** EXERCISE AIM **
Wherever the word "color" shows up in a line, please copy that line.

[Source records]
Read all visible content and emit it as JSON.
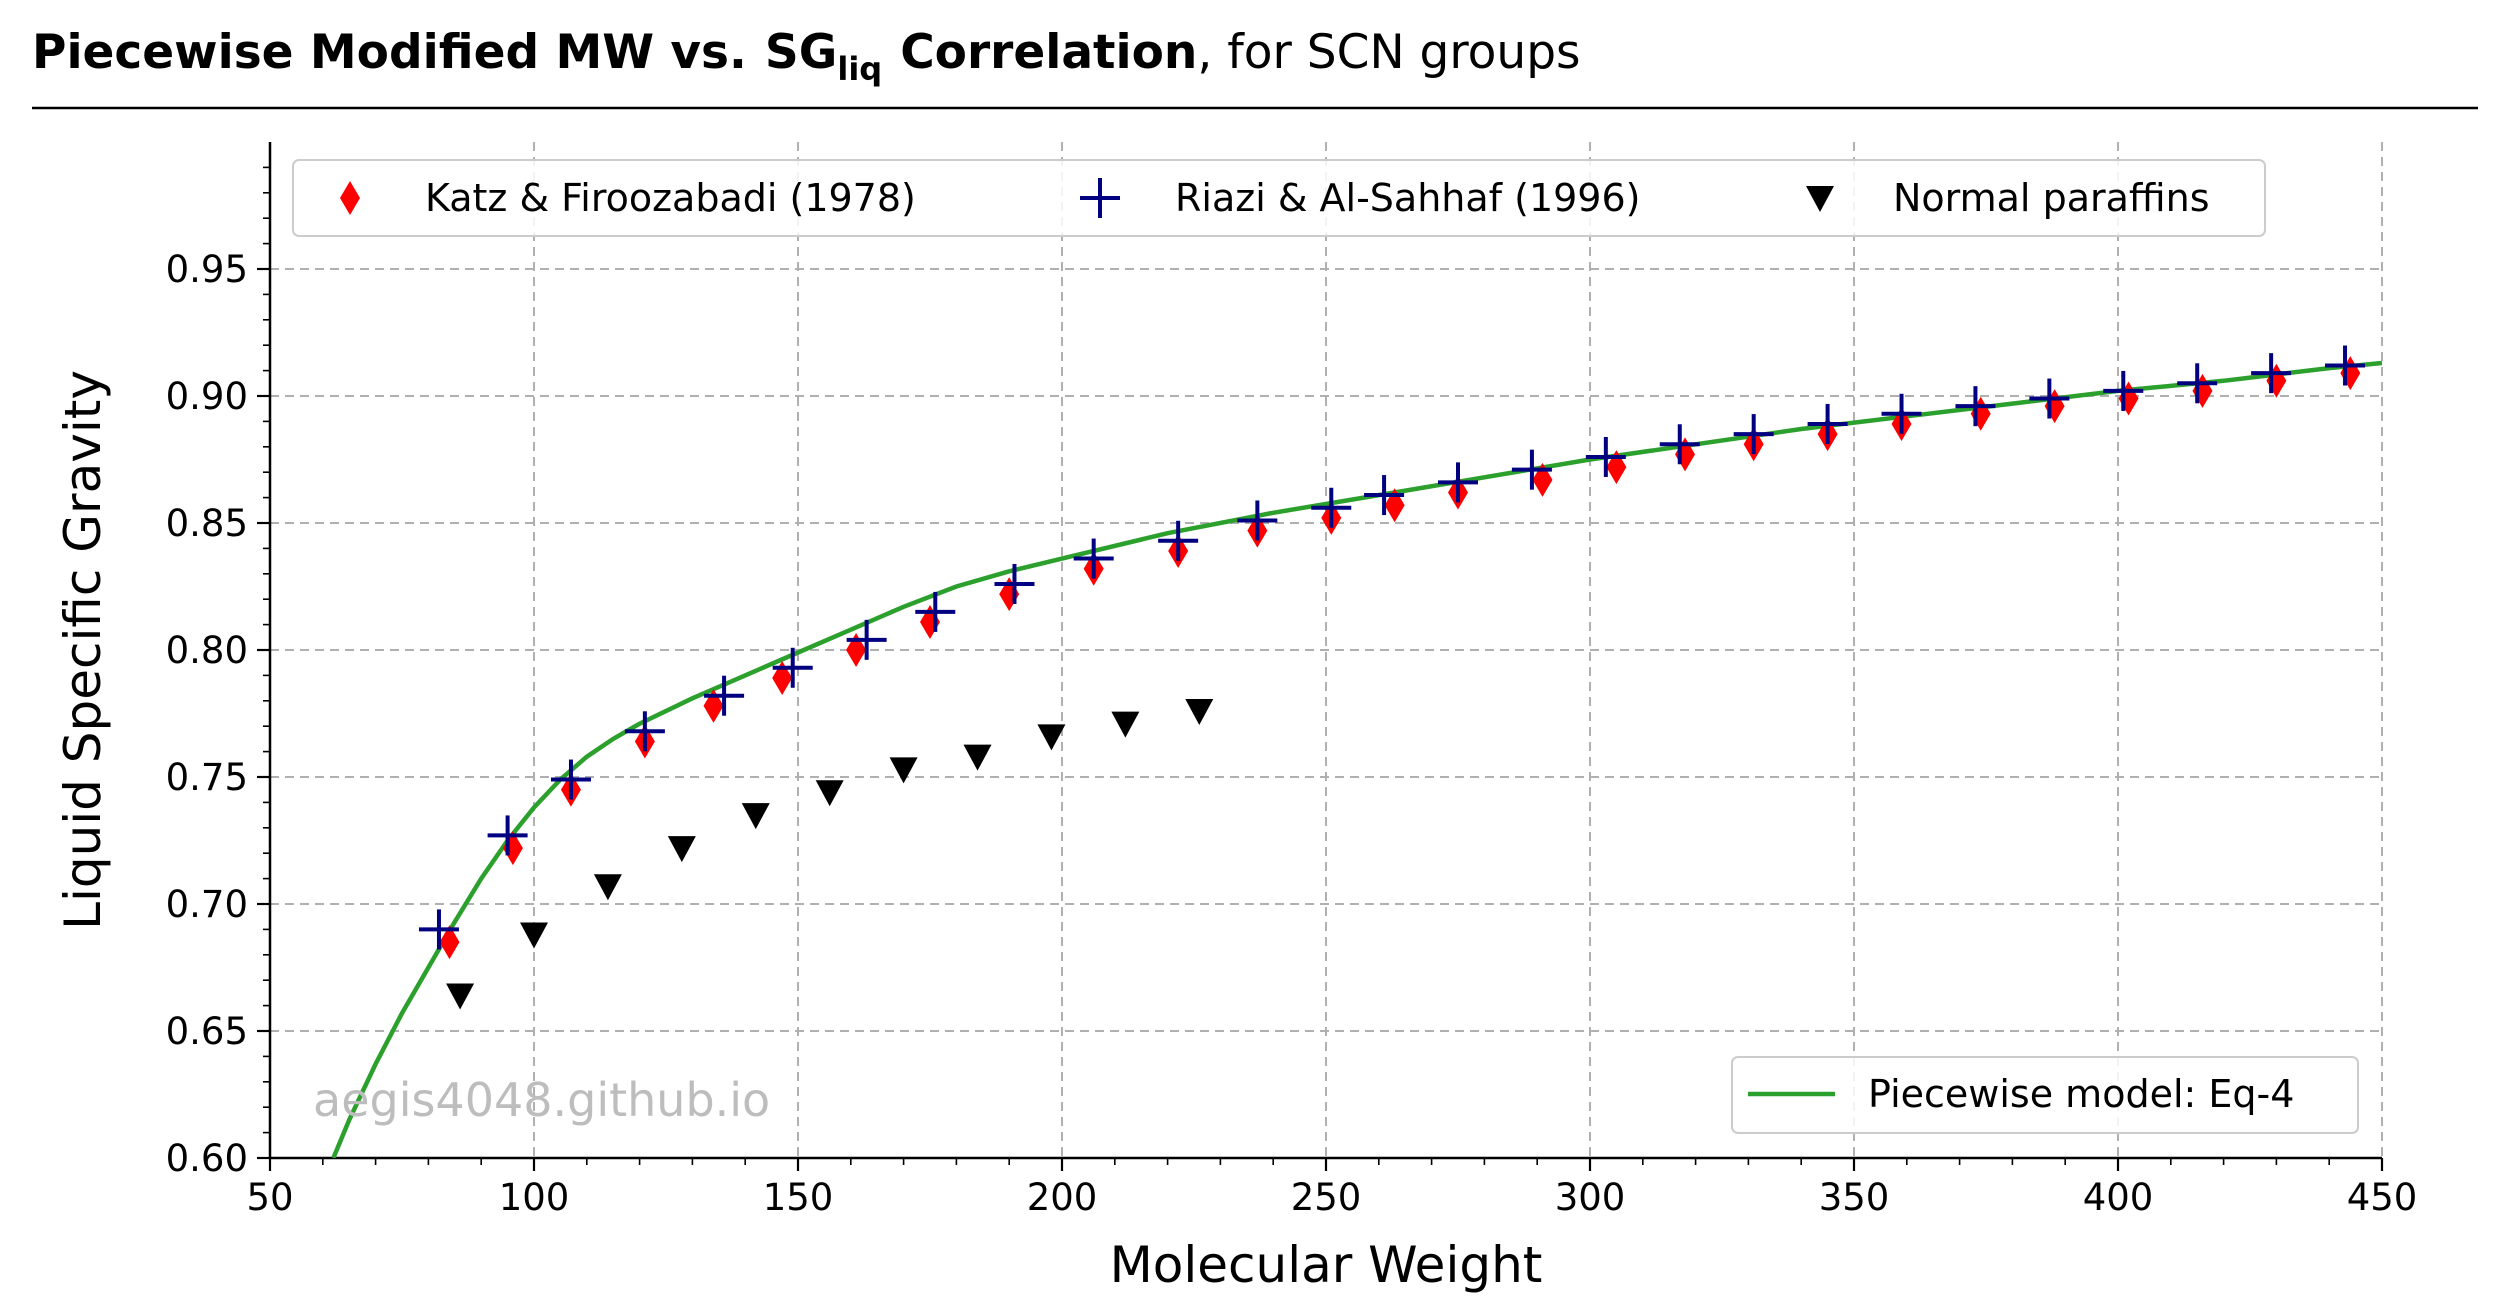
{
  "header": {
    "title_bold": "Piecewise Modified MW vs.",
    "title_sg": "SG",
    "title_sub": "liq",
    "title_bold2": "Correlation",
    "title_rest": ", for SCN groups"
  },
  "watermark": "aegis4048.github.io",
  "chart_data": {
    "type": "scatter",
    "xlabel": "Molecular Weight",
    "ylabel": "Liquid Specific Gravity",
    "xlim": [
      50,
      450
    ],
    "ylim": [
      0.6,
      1.0
    ],
    "xticks": [
      50,
      100,
      150,
      200,
      250,
      300,
      350,
      400,
      450
    ],
    "xtick_labels": [
      "50",
      "100",
      "150",
      "200",
      "250",
      "300",
      "350",
      "400",
      "450"
    ],
    "yticks": [
      0.6,
      0.65,
      0.7,
      0.75,
      0.8,
      0.85,
      0.9,
      0.95
    ],
    "ytick_labels": [
      "0.60",
      "0.65",
      "0.70",
      "0.75",
      "0.80",
      "0.85",
      "0.90",
      "0.95"
    ],
    "grid": true,
    "legend_top": "top (3 columns)",
    "legend_bottom": "lower-right",
    "series": [
      {
        "name": "Katz & Firoozabadi (1978)",
        "marker": "thin-diamond",
        "color": "#ff0000",
        "x": [
          84,
          96,
          107,
          121,
          134,
          147,
          161,
          175,
          190,
          206,
          222,
          237,
          251,
          263,
          275,
          291,
          305,
          318,
          331,
          345,
          359,
          374,
          388,
          402,
          416,
          430,
          444
        ],
        "y": [
          0.685,
          0.722,
          0.745,
          0.764,
          0.778,
          0.789,
          0.8,
          0.811,
          0.822,
          0.832,
          0.839,
          0.847,
          0.852,
          0.857,
          0.862,
          0.867,
          0.872,
          0.877,
          0.881,
          0.885,
          0.889,
          0.893,
          0.896,
          0.899,
          0.902,
          0.906,
          0.909
        ]
      },
      {
        "name": "Riazi & Al-Sahhaf (1996)",
        "marker": "plus",
        "color": "#000080",
        "x": [
          82,
          95,
          107,
          121,
          136,
          149,
          163,
          176,
          191,
          206,
          222,
          237,
          251,
          261,
          275,
          289,
          303,
          317,
          331,
          345,
          359,
          373,
          387,
          401,
          415,
          429,
          443
        ],
        "y": [
          0.69,
          0.727,
          0.749,
          0.768,
          0.782,
          0.793,
          0.804,
          0.815,
          0.826,
          0.836,
          0.843,
          0.851,
          0.856,
          0.861,
          0.866,
          0.871,
          0.876,
          0.881,
          0.885,
          0.889,
          0.893,
          0.896,
          0.899,
          0.902,
          0.905,
          0.909,
          0.912
        ]
      },
      {
        "name": "Normal paraffins",
        "marker": "triangle-down",
        "color": "#000000",
        "x": [
          86,
          100,
          114,
          128,
          142,
          156,
          170,
          184,
          198,
          212,
          226
        ],
        "y": [
          0.664,
          0.688,
          0.707,
          0.722,
          0.735,
          0.744,
          0.753,
          0.758,
          0.766,
          0.771,
          0.776
        ]
      }
    ],
    "model_line": {
      "name": "Piecewise model: Eq-4",
      "color": "#2ca02c",
      "x": [
        62,
        65,
        70,
        75,
        80,
        85,
        90,
        95,
        100,
        105,
        110,
        115,
        120,
        130,
        140,
        150,
        160,
        170,
        180,
        190,
        200,
        220,
        240,
        260,
        280,
        300,
        320,
        340,
        360,
        380,
        400,
        420,
        440,
        450
      ],
      "y": [
        0.6,
        0.615,
        0.637,
        0.657,
        0.675,
        0.693,
        0.71,
        0.725,
        0.738,
        0.749,
        0.758,
        0.765,
        0.771,
        0.781,
        0.79,
        0.799,
        0.808,
        0.817,
        0.825,
        0.831,
        0.836,
        0.846,
        0.854,
        0.861,
        0.868,
        0.875,
        0.881,
        0.887,
        0.892,
        0.897,
        0.902,
        0.906,
        0.911,
        0.913
      ]
    }
  }
}
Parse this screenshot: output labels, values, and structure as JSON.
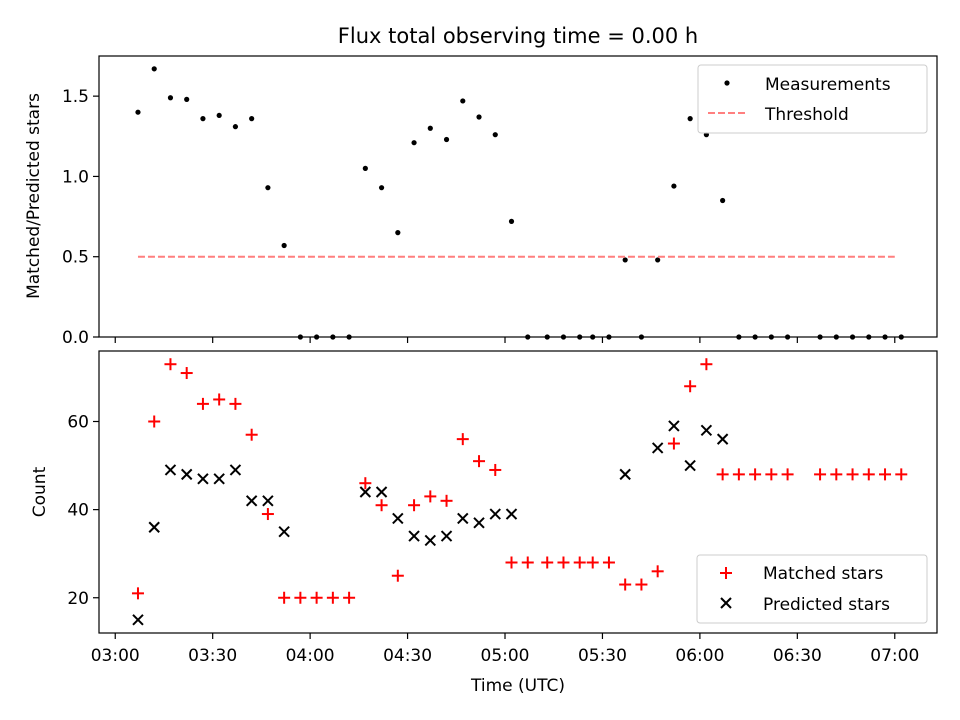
{
  "chart_data": [
    {
      "type": "scatter",
      "title": "Flux total observing time = 0.00 h",
      "xlabel": "",
      "ylabel": "Matched/Predicted stars",
      "xlim": [
        "02:55",
        "07:13"
      ],
      "ylim": [
        0,
        1.75
      ],
      "xticks": [
        "03:00",
        "03:30",
        "04:00",
        "04:30",
        "05:00",
        "05:30",
        "06:00",
        "06:30",
        "07:00"
      ],
      "yticks": [
        "0.0",
        "0.5",
        "1.0",
        "1.5"
      ],
      "legend_position": "top-right",
      "series": [
        {
          "name": "Measurements",
          "marker": "dot",
          "color": "#000000",
          "x": [
            "03:07",
            "03:12",
            "03:17",
            "03:22",
            "03:27",
            "03:32",
            "03:37",
            "03:42",
            "03:47",
            "03:52",
            "03:57",
            "04:02",
            "04:07",
            "04:12",
            "04:17",
            "04:22",
            "04:27",
            "04:32",
            "04:37",
            "04:42",
            "04:47",
            "04:52",
            "04:57",
            "05:02",
            "05:07",
            "05:13",
            "05:18",
            "05:23",
            "05:27",
            "05:32",
            "05:37",
            "05:42",
            "05:47",
            "05:52",
            "05:57",
            "06:02",
            "06:07",
            "06:12",
            "06:17",
            "06:22",
            "06:27",
            "06:37",
            "06:42",
            "06:47",
            "06:52",
            "06:57",
            "07:02"
          ],
          "y": [
            1.4,
            1.67,
            1.49,
            1.48,
            1.36,
            1.38,
            1.31,
            1.36,
            0.93,
            0.57,
            0,
            0,
            0,
            0,
            1.05,
            0.93,
            0.65,
            1.21,
            1.3,
            1.23,
            1.47,
            1.37,
            1.26,
            0.72,
            0,
            0,
            0,
            0,
            0,
            0,
            0.48,
            0,
            0.48,
            0.94,
            1.36,
            1.26,
            0.85,
            0,
            0,
            0,
            0,
            0,
            0,
            0,
            0,
            0,
            0
          ]
        },
        {
          "name": "Threshold",
          "style": "dashed",
          "color": "#ff7f7f",
          "x": [
            "03:07",
            "07:00"
          ],
          "y": [
            0.5,
            0.5
          ]
        }
      ]
    },
    {
      "type": "scatter",
      "title": "",
      "xlabel": "Time (UTC)",
      "ylabel": "Count",
      "xlim": [
        "02:55",
        "07:13"
      ],
      "ylim": [
        12,
        76
      ],
      "xticks": [
        "03:00",
        "03:30",
        "04:00",
        "04:30",
        "05:00",
        "05:30",
        "06:00",
        "06:30",
        "07:00"
      ],
      "yticks": [
        "20",
        "40",
        "60"
      ],
      "legend_position": "bottom-right",
      "series": [
        {
          "name": "Matched stars",
          "marker": "plus",
          "color": "#ff0000",
          "x": [
            "03:07",
            "03:12",
            "03:17",
            "03:22",
            "03:27",
            "03:32",
            "03:37",
            "03:42",
            "03:47",
            "03:52",
            "03:57",
            "04:02",
            "04:07",
            "04:12",
            "04:17",
            "04:22",
            "04:27",
            "04:32",
            "04:37",
            "04:42",
            "04:47",
            "04:52",
            "04:57",
            "05:02",
            "05:07",
            "05:13",
            "05:18",
            "05:23",
            "05:27",
            "05:32",
            "05:37",
            "05:42",
            "05:47",
            "05:52",
            "05:57",
            "06:02",
            "06:07",
            "06:12",
            "06:17",
            "06:22",
            "06:27",
            "06:37",
            "06:42",
            "06:47",
            "06:52",
            "06:57",
            "07:02"
          ],
          "y": [
            21,
            60,
            73,
            71,
            64,
            65,
            64,
            57,
            39,
            20,
            20,
            20,
            20,
            20,
            46,
            41,
            25,
            41,
            43,
            42,
            56,
            51,
            49,
            28,
            28,
            28,
            28,
            28,
            28,
            28,
            23,
            23,
            26,
            55,
            68,
            73,
            48,
            48,
            48,
            48,
            48,
            48,
            48,
            48,
            48,
            48,
            48
          ]
        },
        {
          "name": "Predicted stars",
          "marker": "x",
          "color": "#000000",
          "x": [
            "03:07",
            "03:12",
            "03:17",
            "03:22",
            "03:27",
            "03:32",
            "03:37",
            "03:42",
            "03:47",
            "03:52",
            "04:17",
            "04:22",
            "04:27",
            "04:32",
            "04:37",
            "04:42",
            "04:47",
            "04:52",
            "04:57",
            "05:02",
            "05:37",
            "05:47",
            "05:52",
            "05:57",
            "06:02",
            "06:07"
          ],
          "y": [
            15,
            36,
            49,
            48,
            47,
            47,
            49,
            42,
            42,
            35,
            44,
            44,
            38,
            34,
            33,
            34,
            38,
            37,
            39,
            39,
            48,
            54,
            59,
            50,
            58,
            56
          ]
        }
      ]
    }
  ]
}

** ANSWER TO THIS TASK **
        "color": "#ff0000",
        "color": "#000080",
        "color": "#000000",
      "color": "#2ca02c",
          "color": "#000000",
          "color": "#ff7f7f",
          "color": "#ff0000",
          "color": "#000000",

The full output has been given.